* START *

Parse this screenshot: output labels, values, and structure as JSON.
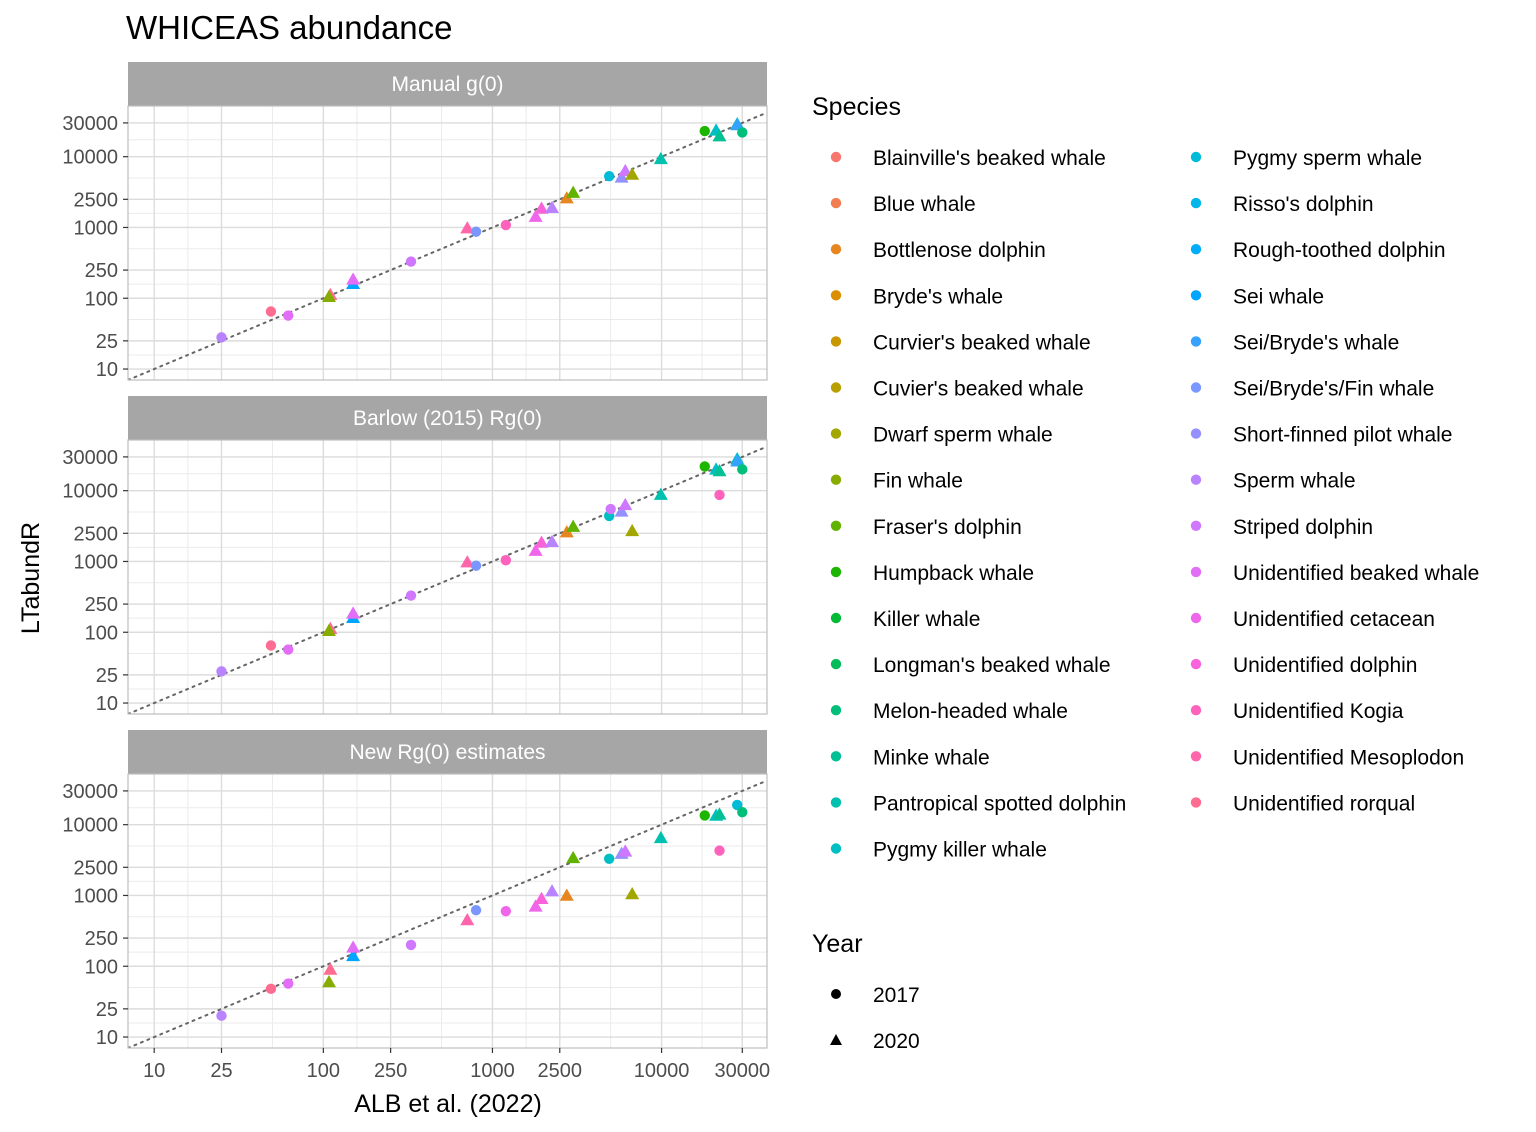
{
  "chart_data": {
    "type": "scatter",
    "title": "WHICEAS abundance",
    "xlabel": "ALB et al. (2022)",
    "ylabel": "LTabundR",
    "x_scale": "log10",
    "y_scale": "log10",
    "x_ticks": [
      "10",
      "25",
      "100",
      "250",
      "1000",
      "2500",
      "10000",
      "30000"
    ],
    "y_ticks": [
      "10",
      "25",
      "100",
      "250",
      "1000",
      "2500",
      "10000",
      "30000"
    ],
    "xlim": [
      7,
      42000
    ],
    "ylim": [
      7,
      52000
    ],
    "grid": true,
    "reference_line": "y = x (dotted)",
    "legend_position": "right",
    "legend": {
      "species_title": "Species",
      "year_title": "Year",
      "species": [
        {
          "name": "Blainville's beaked whale",
          "color": "#F8766D"
        },
        {
          "name": "Blue whale",
          "color": "#F17D50"
        },
        {
          "name": "Bottlenose dolphin",
          "color": "#E7851E"
        },
        {
          "name": "Bryde's whale",
          "color": "#DA8E00"
        },
        {
          "name": "Curvier's beaked whale",
          "color": "#CA9700"
        },
        {
          "name": "Cuvier's beaked whale",
          "color": "#B79F00"
        },
        {
          "name": "Dwarf sperm whale",
          "color": "#A1A600"
        },
        {
          "name": "Fin whale",
          "color": "#86AC00"
        },
        {
          "name": "Fraser's dolphin",
          "color": "#62B200"
        },
        {
          "name": "Humpback whale",
          "color": "#1CB600"
        },
        {
          "name": "Killer whale",
          "color": "#00BA38"
        },
        {
          "name": "Longman's beaked whale",
          "color": "#00BC5B"
        },
        {
          "name": "Melon-headed whale",
          "color": "#00BF7A"
        },
        {
          "name": "Minke whale",
          "color": "#00C094"
        },
        {
          "name": "Pantropical spotted dolphin",
          "color": "#00C0AF"
        },
        {
          "name": "Pygmy killer whale",
          "color": "#00BFC4"
        },
        {
          "name": "Pygmy sperm whale",
          "color": "#00BCD8"
        },
        {
          "name": "Risso's dolphin",
          "color": "#00B6EB"
        },
        {
          "name": "Rough-toothed dolphin",
          "color": "#00ADFA"
        },
        {
          "name": "Sei whale",
          "color": "#00A5FF"
        },
        {
          "name": "Sei/Bryde's whale",
          "color": "#35A2FF"
        },
        {
          "name": "Sei/Bryde's/Fin whale",
          "color": "#7997FF"
        },
        {
          "name": "Short-finned pilot whale",
          "color": "#9590FF"
        },
        {
          "name": "Sperm whale",
          "color": "#B983FF"
        },
        {
          "name": "Striped dolphin",
          "color": "#CF78FF"
        },
        {
          "name": "Unidentified beaked whale",
          "color": "#E26EF7"
        },
        {
          "name": "Unidentified cetacean",
          "color": "#F066EA"
        },
        {
          "name": "Unidentified dolphin",
          "color": "#FA62DB"
        },
        {
          "name": "Unidentified Kogia",
          "color": "#FF62BC"
        },
        {
          "name": "Unidentified Mesoplodon",
          "color": "#FF65AB"
        },
        {
          "name": "Unidentified rorqual",
          "color": "#FF6C91"
        }
      ],
      "years": [
        {
          "name": "2017",
          "shape": "circle"
        },
        {
          "name": "2020",
          "shape": "triangle"
        }
      ]
    },
    "panels": [
      {
        "label": "Manual g(0)",
        "points": [
          {
            "x": 25,
            "y": 28,
            "shape": "circle",
            "color": "#B983FF"
          },
          {
            "x": 49,
            "y": 65,
            "shape": "circle",
            "color": "#FF6C91"
          },
          {
            "x": 62,
            "y": 57,
            "shape": "circle",
            "color": "#E26EF7"
          },
          {
            "x": 110,
            "y": 112,
            "shape": "triangle",
            "color": "#FF6C91"
          },
          {
            "x": 108,
            "y": 105,
            "shape": "triangle",
            "color": "#86AC00"
          },
          {
            "x": 150,
            "y": 160,
            "shape": "triangle",
            "color": "#00A5FF"
          },
          {
            "x": 150,
            "y": 185,
            "shape": "triangle",
            "color": "#E26EF7"
          },
          {
            "x": 330,
            "y": 330,
            "shape": "circle",
            "color": "#CF78FF"
          },
          {
            "x": 710,
            "y": 980,
            "shape": "triangle",
            "color": "#FF65AB"
          },
          {
            "x": 800,
            "y": 870,
            "shape": "circle",
            "color": "#7997FF"
          },
          {
            "x": 1200,
            "y": 1080,
            "shape": "circle",
            "color": "#FF62BC"
          },
          {
            "x": 1800,
            "y": 1420,
            "shape": "triangle",
            "color": "#F066EA"
          },
          {
            "x": 1950,
            "y": 1850,
            "shape": "triangle",
            "color": "#FA62DB"
          },
          {
            "x": 2250,
            "y": 1900,
            "shape": "triangle",
            "color": "#B983FF"
          },
          {
            "x": 2750,
            "y": 2600,
            "shape": "triangle",
            "color": "#E7851E"
          },
          {
            "x": 3000,
            "y": 3100,
            "shape": "triangle",
            "color": "#62B200"
          },
          {
            "x": 4900,
            "y": 5300,
            "shape": "circle",
            "color": "#00BCD8"
          },
          {
            "x": 5800,
            "y": 5100,
            "shape": "triangle",
            "color": "#9590FF"
          },
          {
            "x": 6100,
            "y": 6300,
            "shape": "triangle",
            "color": "#CF78FF"
          },
          {
            "x": 6700,
            "y": 5600,
            "shape": "triangle",
            "color": "#A1A600"
          },
          {
            "x": 9900,
            "y": 9300,
            "shape": "triangle",
            "color": "#00C0AF"
          },
          {
            "x": 18000,
            "y": 23000,
            "shape": "circle",
            "color": "#1CB600"
          },
          {
            "x": 21000,
            "y": 23500,
            "shape": "triangle",
            "color": "#00BFC4"
          },
          {
            "x": 22000,
            "y": 19500,
            "shape": "triangle",
            "color": "#00C094"
          },
          {
            "x": 28000,
            "y": 29000,
            "shape": "triangle",
            "color": "#00BFC4"
          },
          {
            "x": 28000,
            "y": 28000,
            "shape": "triangle",
            "color": "#35A2FF"
          },
          {
            "x": 30000,
            "y": 22000,
            "shape": "circle",
            "color": "#00BF7A"
          }
        ]
      },
      {
        "label": "Barlow (2015) Rg(0)",
        "points": [
          {
            "x": 25,
            "y": 28,
            "shape": "circle",
            "color": "#B983FF"
          },
          {
            "x": 49,
            "y": 65,
            "shape": "circle",
            "color": "#FF6C91"
          },
          {
            "x": 62,
            "y": 57,
            "shape": "circle",
            "color": "#E26EF7"
          },
          {
            "x": 110,
            "y": 112,
            "shape": "triangle",
            "color": "#FF6C91"
          },
          {
            "x": 108,
            "y": 105,
            "shape": "triangle",
            "color": "#86AC00"
          },
          {
            "x": 150,
            "y": 160,
            "shape": "triangle",
            "color": "#00A5FF"
          },
          {
            "x": 150,
            "y": 185,
            "shape": "triangle",
            "color": "#E26EF7"
          },
          {
            "x": 330,
            "y": 330,
            "shape": "circle",
            "color": "#CF78FF"
          },
          {
            "x": 710,
            "y": 980,
            "shape": "triangle",
            "color": "#FF65AB"
          },
          {
            "x": 800,
            "y": 870,
            "shape": "circle",
            "color": "#7997FF"
          },
          {
            "x": 1200,
            "y": 1040,
            "shape": "circle",
            "color": "#FF62BC"
          },
          {
            "x": 1800,
            "y": 1420,
            "shape": "triangle",
            "color": "#F066EA"
          },
          {
            "x": 1950,
            "y": 1850,
            "shape": "triangle",
            "color": "#FA62DB"
          },
          {
            "x": 2250,
            "y": 1900,
            "shape": "triangle",
            "color": "#B983FF"
          },
          {
            "x": 2750,
            "y": 2600,
            "shape": "triangle",
            "color": "#E7851E"
          },
          {
            "x": 3000,
            "y": 3100,
            "shape": "triangle",
            "color": "#62B200"
          },
          {
            "x": 4900,
            "y": 4400,
            "shape": "circle",
            "color": "#00BFC4"
          },
          {
            "x": 5000,
            "y": 5500,
            "shape": "circle",
            "color": "#CF78FF"
          },
          {
            "x": 5800,
            "y": 5100,
            "shape": "triangle",
            "color": "#9590FF"
          },
          {
            "x": 6100,
            "y": 6300,
            "shape": "triangle",
            "color": "#CF78FF"
          },
          {
            "x": 6700,
            "y": 2700,
            "shape": "triangle",
            "color": "#A1A600"
          },
          {
            "x": 9900,
            "y": 8800,
            "shape": "triangle",
            "color": "#00C0AF"
          },
          {
            "x": 18000,
            "y": 22000,
            "shape": "circle",
            "color": "#1CB600"
          },
          {
            "x": 21000,
            "y": 20000,
            "shape": "triangle",
            "color": "#00BFC4"
          },
          {
            "x": 22000,
            "y": 19000,
            "shape": "triangle",
            "color": "#00C094"
          },
          {
            "x": 22000,
            "y": 8700,
            "shape": "circle",
            "color": "#FF62BC"
          },
          {
            "x": 28000,
            "y": 28000,
            "shape": "triangle",
            "color": "#00BFC4"
          },
          {
            "x": 28000,
            "y": 26000,
            "shape": "triangle",
            "color": "#35A2FF"
          },
          {
            "x": 30000,
            "y": 20000,
            "shape": "circle",
            "color": "#00BF7A"
          }
        ]
      },
      {
        "label": "New Rg(0) estimates",
        "points": [
          {
            "x": 25,
            "y": 20,
            "shape": "circle",
            "color": "#B983FF"
          },
          {
            "x": 49,
            "y": 48,
            "shape": "circle",
            "color": "#FF6C91"
          },
          {
            "x": 62,
            "y": 57,
            "shape": "circle",
            "color": "#E26EF7"
          },
          {
            "x": 110,
            "y": 90,
            "shape": "triangle",
            "color": "#FF6C91"
          },
          {
            "x": 108,
            "y": 60,
            "shape": "triangle",
            "color": "#86AC00"
          },
          {
            "x": 150,
            "y": 140,
            "shape": "triangle",
            "color": "#00A5FF"
          },
          {
            "x": 150,
            "y": 185,
            "shape": "triangle",
            "color": "#E26EF7"
          },
          {
            "x": 330,
            "y": 200,
            "shape": "circle",
            "color": "#CF78FF"
          },
          {
            "x": 710,
            "y": 450,
            "shape": "triangle",
            "color": "#FF65AB"
          },
          {
            "x": 800,
            "y": 620,
            "shape": "circle",
            "color": "#7997FF"
          },
          {
            "x": 1200,
            "y": 600,
            "shape": "circle",
            "color": "#F066EA"
          },
          {
            "x": 1800,
            "y": 700,
            "shape": "triangle",
            "color": "#F066EA"
          },
          {
            "x": 1950,
            "y": 900,
            "shape": "triangle",
            "color": "#FA62DB"
          },
          {
            "x": 2250,
            "y": 1150,
            "shape": "triangle",
            "color": "#B983FF"
          },
          {
            "x": 2750,
            "y": 1000,
            "shape": "triangle",
            "color": "#E7851E"
          },
          {
            "x": 3000,
            "y": 3400,
            "shape": "triangle",
            "color": "#62B200"
          },
          {
            "x": 4900,
            "y": 3300,
            "shape": "circle",
            "color": "#00BFC4"
          },
          {
            "x": 5800,
            "y": 3900,
            "shape": "triangle",
            "color": "#9590FF"
          },
          {
            "x": 6100,
            "y": 4200,
            "shape": "triangle",
            "color": "#CF78FF"
          },
          {
            "x": 6700,
            "y": 1050,
            "shape": "triangle",
            "color": "#A1A600"
          },
          {
            "x": 9900,
            "y": 6500,
            "shape": "triangle",
            "color": "#00C0AF"
          },
          {
            "x": 18000,
            "y": 13500,
            "shape": "circle",
            "color": "#1CB600"
          },
          {
            "x": 21000,
            "y": 13500,
            "shape": "triangle",
            "color": "#00BFC4"
          },
          {
            "x": 22000,
            "y": 14000,
            "shape": "triangle",
            "color": "#00C094"
          },
          {
            "x": 22000,
            "y": 4300,
            "shape": "circle",
            "color": "#FF62BC"
          },
          {
            "x": 28000,
            "y": 19000,
            "shape": "circle",
            "color": "#00BCD8"
          },
          {
            "x": 30000,
            "y": 15000,
            "shape": "circle",
            "color": "#00BF7A"
          }
        ]
      }
    ]
  }
}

* END *

Objective: Return every line of the preceding records in which the word "Bryde" appears.

Answer to this problem:
          "name": "Bryde's whale",
          "name": "Sei/Bryde's whale",
          "name": "Sei/Bryde's/Fin whale",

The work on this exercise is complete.